▶ _Given instruction_:
From the line containing "Enumerate this screenshot's" through the last line of the entries below, repeat each line word for word and leave out the rest.

▶ _Entries supplied_:
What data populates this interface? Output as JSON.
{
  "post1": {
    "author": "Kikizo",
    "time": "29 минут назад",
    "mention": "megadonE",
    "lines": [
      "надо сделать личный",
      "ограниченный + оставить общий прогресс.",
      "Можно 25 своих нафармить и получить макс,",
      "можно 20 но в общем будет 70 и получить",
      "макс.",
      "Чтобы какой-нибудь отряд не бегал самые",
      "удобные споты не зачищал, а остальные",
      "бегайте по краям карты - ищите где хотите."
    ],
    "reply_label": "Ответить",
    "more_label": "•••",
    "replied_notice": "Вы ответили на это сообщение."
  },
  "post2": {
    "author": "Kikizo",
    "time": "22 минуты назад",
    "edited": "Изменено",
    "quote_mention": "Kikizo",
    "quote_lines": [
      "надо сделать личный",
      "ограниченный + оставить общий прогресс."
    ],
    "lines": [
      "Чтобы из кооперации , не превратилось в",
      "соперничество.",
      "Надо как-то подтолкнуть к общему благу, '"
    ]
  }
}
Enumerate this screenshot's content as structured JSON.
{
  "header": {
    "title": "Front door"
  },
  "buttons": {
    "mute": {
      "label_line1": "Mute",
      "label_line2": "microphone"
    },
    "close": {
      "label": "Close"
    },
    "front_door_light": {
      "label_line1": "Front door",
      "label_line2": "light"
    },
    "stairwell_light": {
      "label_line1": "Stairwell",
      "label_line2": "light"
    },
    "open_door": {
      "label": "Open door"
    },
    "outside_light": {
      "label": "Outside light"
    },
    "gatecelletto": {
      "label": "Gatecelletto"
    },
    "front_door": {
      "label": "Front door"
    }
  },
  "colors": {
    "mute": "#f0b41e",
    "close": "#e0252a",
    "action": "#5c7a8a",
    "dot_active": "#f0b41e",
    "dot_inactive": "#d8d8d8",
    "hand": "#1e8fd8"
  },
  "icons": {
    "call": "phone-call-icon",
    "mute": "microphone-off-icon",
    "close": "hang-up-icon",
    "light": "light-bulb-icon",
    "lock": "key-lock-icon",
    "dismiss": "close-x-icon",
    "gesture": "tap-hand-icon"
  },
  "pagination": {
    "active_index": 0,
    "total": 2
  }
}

▶ _Exercise response_:
Enumerate this screenshot's content as structured JSON.
{
  "header": {
    "title": "Front door"
  },
  "buttons": {
    "mute": {
      "label_line1": "Mute",
      "label_line2": "microphone"
    },
    "close": {
      "label": "Close"
    },
    "front_door_light": {
      "label_line1": "Front door",
      "label_line2": "light"
    },
    "stairwell_light": {
      "label_line1": "Stairwell",
      "label_line2": "light"
    },
    "open_door": {
      "label": "Open door"
    },
    "outside_light": {
      "label": "Outside light"
    },
    "gatecelletto": {
      "label": "Gatecelletto"
    },
    "front_door": {
      "label": "Front door"
    }
  },
  "colors": {
    "mute": "#f0b41e",
    "close": "#e0252a",
    "action": "#5c7a8a",
    "dot_active": "#f0b41e",
    "dot_inactive": "#d8d8d8",
    "hand": "#1e8fd8"
  },
  "icons": {
    "call": "phone-call-icon",
    "mute": "microphone-off-icon",
    "close": "hang-up-icon",
    "light": "light-bulb-icon",
    "lock": "key-lock-icon",
    "dismiss": "close-x-icon",
    "gesture": "tap-hand-icon"
  },
  "pagination": {
    "active_index": 0,
    "total": 2
  }
}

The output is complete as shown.